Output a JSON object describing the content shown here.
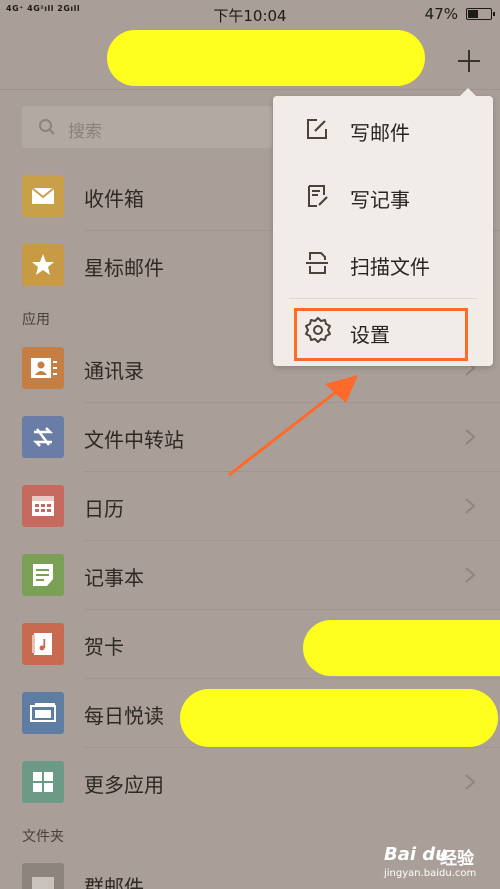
{
  "status_bar": {
    "signal": "4G⁺ 4G²ıll 2Gıll",
    "time": "下午10:04",
    "battery": "47%",
    "battery_level": 0.47
  },
  "header": {
    "add_icon": "plus-icon"
  },
  "search": {
    "placeholder": "搜索"
  },
  "mail_items": [
    {
      "label": "收件箱",
      "icon": "inbox-icon",
      "color": "#c9a04a"
    },
    {
      "label": "星标邮件",
      "icon": "star-icon",
      "color": "#c99a46"
    }
  ],
  "apps_section": "应用",
  "app_items": [
    {
      "label": "通讯录",
      "icon": "contacts-icon",
      "color": "#c57f45"
    },
    {
      "label": "文件中转站",
      "icon": "transfer-icon",
      "color": "#6a7da7"
    },
    {
      "label": "日历",
      "icon": "calendar-icon",
      "color": "#c66a60"
    },
    {
      "label": "记事本",
      "icon": "notes-icon",
      "color": "#79a055"
    },
    {
      "label": "贺卡",
      "icon": "card-icon",
      "color": "#c76a50"
    },
    {
      "label": "每日悦读",
      "icon": "reading-icon",
      "color": "#5f7da3"
    },
    {
      "label": "更多应用",
      "icon": "more-apps-icon",
      "color": "#6d9a86"
    }
  ],
  "folders_section": "文件夹",
  "folder_items": [
    {
      "label": "群邮件",
      "icon": "group-mail-icon",
      "color": "#8d847e"
    }
  ],
  "popup_menu": {
    "items": [
      {
        "label": "写邮件",
        "icon": "compose-icon"
      },
      {
        "label": "写记事",
        "icon": "write-note-icon"
      },
      {
        "label": "扫描文件",
        "icon": "scan-icon"
      },
      {
        "label": "设置",
        "icon": "gear-icon"
      }
    ],
    "highlight_color": "#ff6a2a"
  },
  "watermark": {
    "brand": "Bai du",
    "brand_cn": "经验",
    "url": "jingyan.baidu.com"
  },
  "colors": {
    "overlay": "#a99f98",
    "redaction": "#ffff1e",
    "annotation": "#ff6a2a"
  }
}
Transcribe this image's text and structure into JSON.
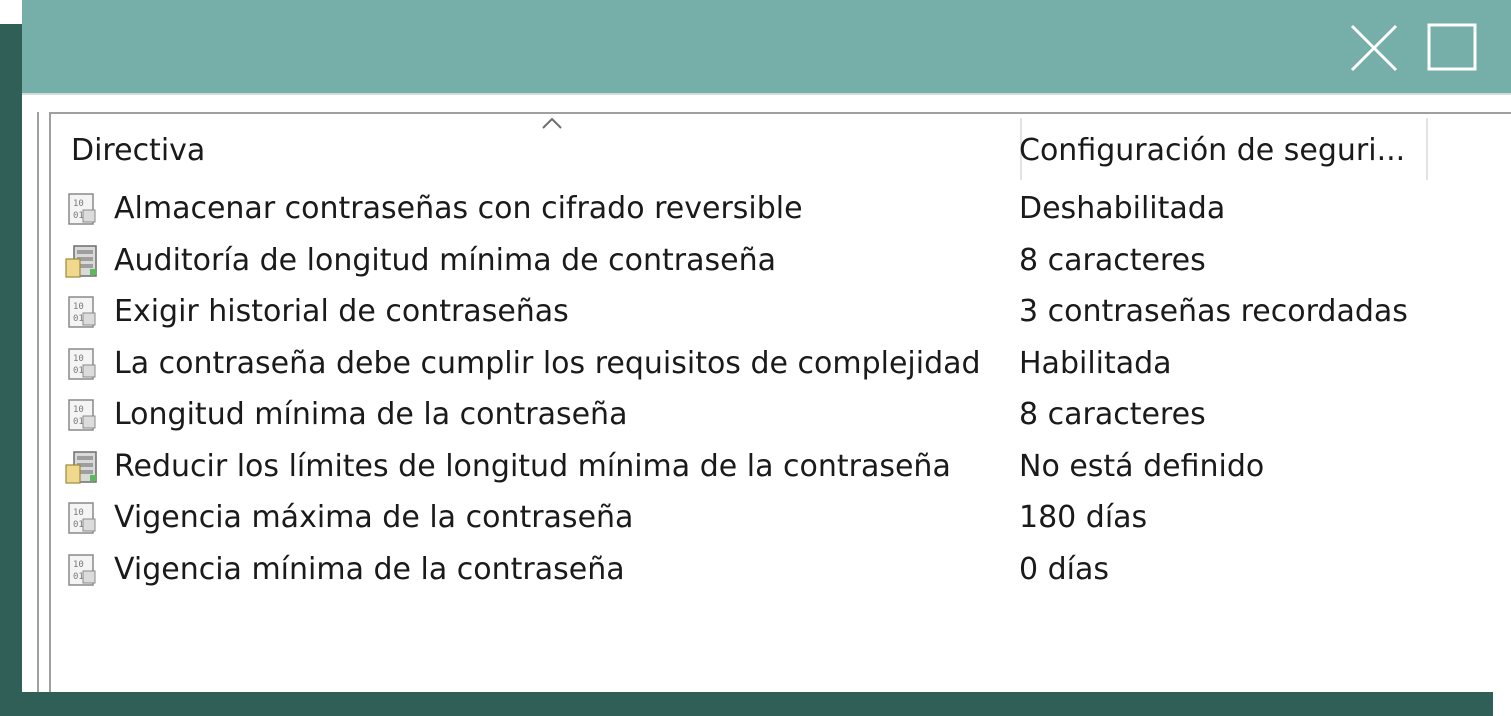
{
  "colors": {
    "titlebar": "#76aea9",
    "shadow": "#2f5f56",
    "text": "#1a1a1a"
  },
  "titlebar": {
    "close_icon": "close-icon",
    "maximize_icon": "maximize-icon"
  },
  "table": {
    "columns": [
      "Directiva",
      "Configuración de seguri..."
    ],
    "sort_indicator": "sort-ascending-icon",
    "rows": [
      {
        "name": "Almacenar contraseñas con cifrado reversible",
        "value": "Deshabilitada",
        "icon": "policy-doc-icon"
      },
      {
        "name": "Auditoría de longitud mínima de contraseña",
        "value": "8 caracteres",
        "icon": "policy-server-icon"
      },
      {
        "name": "Exigir historial de contraseñas",
        "value": "3 contraseñas recordadas",
        "icon": "policy-doc-icon"
      },
      {
        "name": "La contraseña debe cumplir los requisitos de complejidad",
        "value": "Habilitada",
        "icon": "policy-doc-icon"
      },
      {
        "name": "Longitud mínima de la contraseña",
        "value": "8 caracteres",
        "icon": "policy-doc-icon"
      },
      {
        "name": "Reducir los límites de longitud mínima de la contraseña",
        "value": "No está definido",
        "icon": "policy-server-icon"
      },
      {
        "name": "Vigencia máxima de la contraseña",
        "value": "180 días",
        "icon": "policy-doc-icon"
      },
      {
        "name": "Vigencia mínima de la contraseña",
        "value": "0 días",
        "icon": "policy-doc-icon"
      }
    ]
  }
}
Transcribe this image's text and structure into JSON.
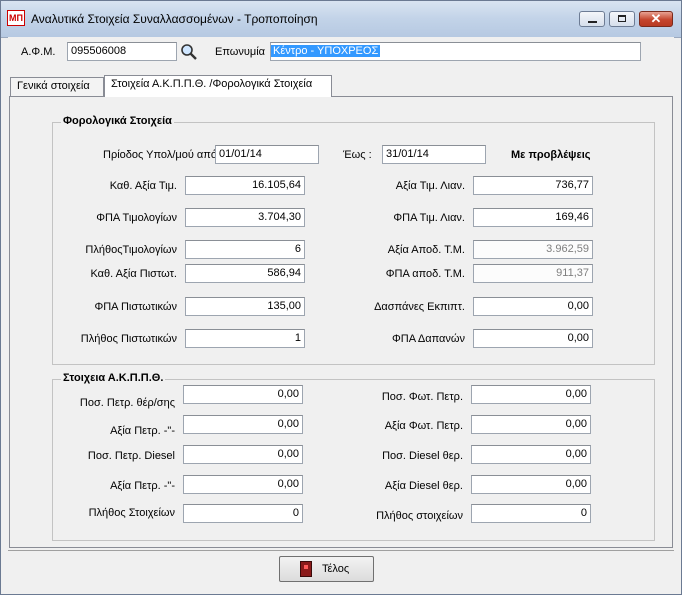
{
  "window": {
    "title": "Αναλυτικά Στοιχεία Συναλλασσομένων - Τροποποίηση",
    "icon_text": "ΜΠ",
    "controls": {
      "minimize": "minimize-icon",
      "maximize": "maximize-icon",
      "close": "close-icon",
      "close_glyph": "✕"
    }
  },
  "header": {
    "afm_label": "Α.Φ.Μ.",
    "afm_value": "095506008",
    "search_icon": "search-icon",
    "name_label": "Επωνυμία",
    "name_value": "Κέντρο - ΥΠΟΧΡΕΟΣ"
  },
  "tabs": [
    {
      "label": "Γενικά στοιχεία",
      "active": false
    },
    {
      "label": "Στοιχεία Α.Κ.Π.Π.Θ. /Φορολογικά  Στοιχεία",
      "active": true
    }
  ],
  "tax_group": {
    "title": "Φορολογικά  Στοιχεία",
    "period_from_label": "Πρίοδος Υπολ/μού από :",
    "period_from": "01/01/14",
    "period_to_label": "Έως :",
    "period_to": "31/01/14",
    "forecast_label": "Με προβλέψεις",
    "left": [
      {
        "label": "Καθ. Αξία Τιμ.",
        "value": "16.105,64"
      },
      {
        "label": "ΦΠΑ Τιμολογίων",
        "value": "3.704,30"
      },
      {
        "label": "ΠλήθοςΤιμολογίων",
        "value": "6"
      },
      {
        "label": "Καθ. Αξία Πιστωτ.",
        "value": "586,94"
      },
      {
        "label": "ΦΠΑ Πιστωτικών",
        "value": "135,00"
      },
      {
        "label": "Πλήθος Πιστωτικών",
        "value": "1"
      }
    ],
    "right": [
      {
        "label": "Αξία  Τιμ. Λιαν.",
        "value": "736,77"
      },
      {
        "label": "ΦΠΑ Τιμ. Λιαν.",
        "value": "169,46"
      },
      {
        "label": "Αξία Αποδ. Τ.Μ.",
        "value": "3.962,59"
      },
      {
        "label": "ΦΠΑ αποδ. Τ.Μ.",
        "value": "911,37"
      },
      {
        "label": "Δασπάνες Εκπιπτ.",
        "value": "0,00"
      },
      {
        "label": "ΦΠΑ Δαπανών",
        "value": "0,00"
      }
    ]
  },
  "akpp_group": {
    "title": "Στοιχεια Α.Κ.Π.Π.Θ.",
    "left": [
      {
        "label": "Ποσ. Πετρ. θέρ/σης",
        "value": "0,00"
      },
      {
        "label": "Αξία Πετρ.   -\"-",
        "value": "0,00"
      },
      {
        "label": "Ποσ. Πετρ. Diesel",
        "value": "0,00"
      },
      {
        "label": "Αξία Πετρ.    -\"-",
        "value": "0,00"
      },
      {
        "label": "Πλήθος Στοιχείων",
        "value": "0"
      }
    ],
    "right": [
      {
        "label": "Ποσ. Φωτ. Πετρ.",
        "value": "0,00"
      },
      {
        "label": "Αξία Φωτ. Πετρ.",
        "value": "0,00"
      },
      {
        "label": "Ποσ. Diesel θερ.",
        "value": "0,00"
      },
      {
        "label": "Αξία Diesel θερ.",
        "value": "0,00"
      },
      {
        "label": "Πλήθος στοιχείων",
        "value": "0"
      }
    ]
  },
  "footer": {
    "end_button": "Τέλος",
    "end_icon": "exit-door-icon"
  }
}
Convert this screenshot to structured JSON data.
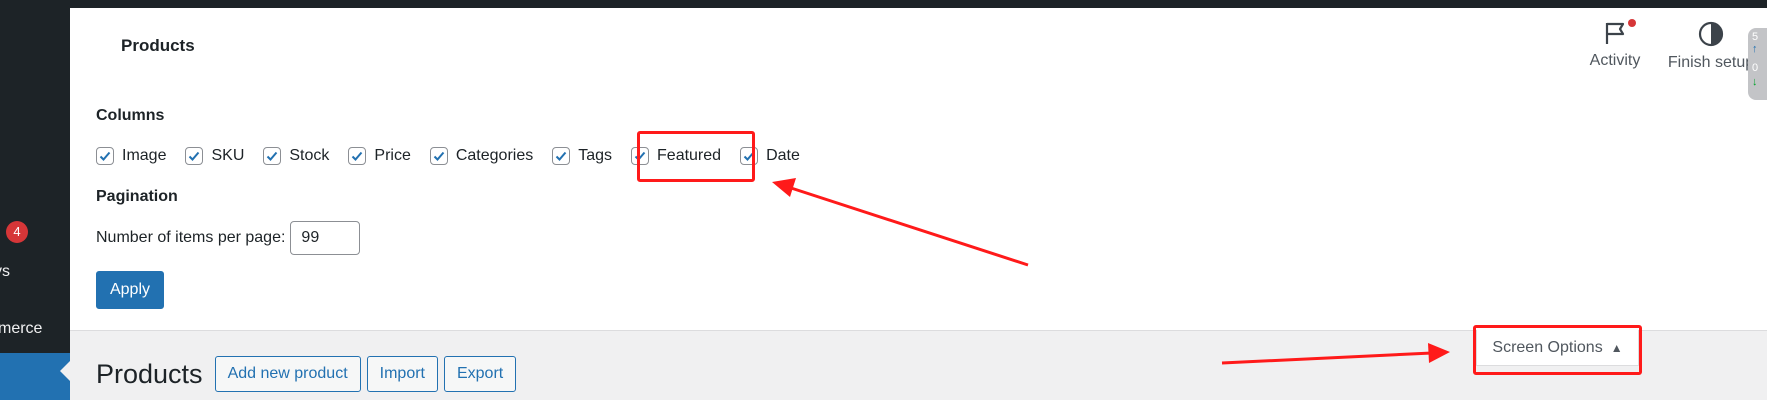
{
  "sidebar": {
    "badge_count": "4",
    "item_partial_1": "ys",
    "item_partial_2": "merce"
  },
  "header": {
    "title": "Products",
    "activity_label": "Activity",
    "finish_setup_label": "Finish setup",
    "side_tab_top": "5",
    "side_tab_bottom": "0"
  },
  "screen_options": {
    "columns_legend": "Columns",
    "columns": [
      {
        "label": "Image",
        "checked": true
      },
      {
        "label": "SKU",
        "checked": true
      },
      {
        "label": "Stock",
        "checked": true
      },
      {
        "label": "Price",
        "checked": true
      },
      {
        "label": "Categories",
        "checked": true
      },
      {
        "label": "Tags",
        "checked": true
      },
      {
        "label": "Featured",
        "checked": true
      },
      {
        "label": "Date",
        "checked": true
      }
    ],
    "pagination_legend": "Pagination",
    "per_page_label": "Number of items per page:",
    "per_page_value": "99",
    "apply_label": "Apply",
    "tab_label": "Screen Options"
  },
  "page": {
    "title": "Products",
    "add_new_label": "Add new product",
    "import_label": "Import",
    "export_label": "Export"
  },
  "colors": {
    "accent": "#2271b1",
    "annotation": "#ff1a1a",
    "admin_dark": "#1d2327",
    "badge": "#d63638"
  }
}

* **Exercise instructions**
Using the records above, copy each line that contains "Φορολογικά".

* **Result of the task**
      "label": "Στοιχεία Α.Κ.Π.Π.Θ. /Φορολογικά  Στοιχεία",
    "title": "Φορολογικά  Στοιχεία",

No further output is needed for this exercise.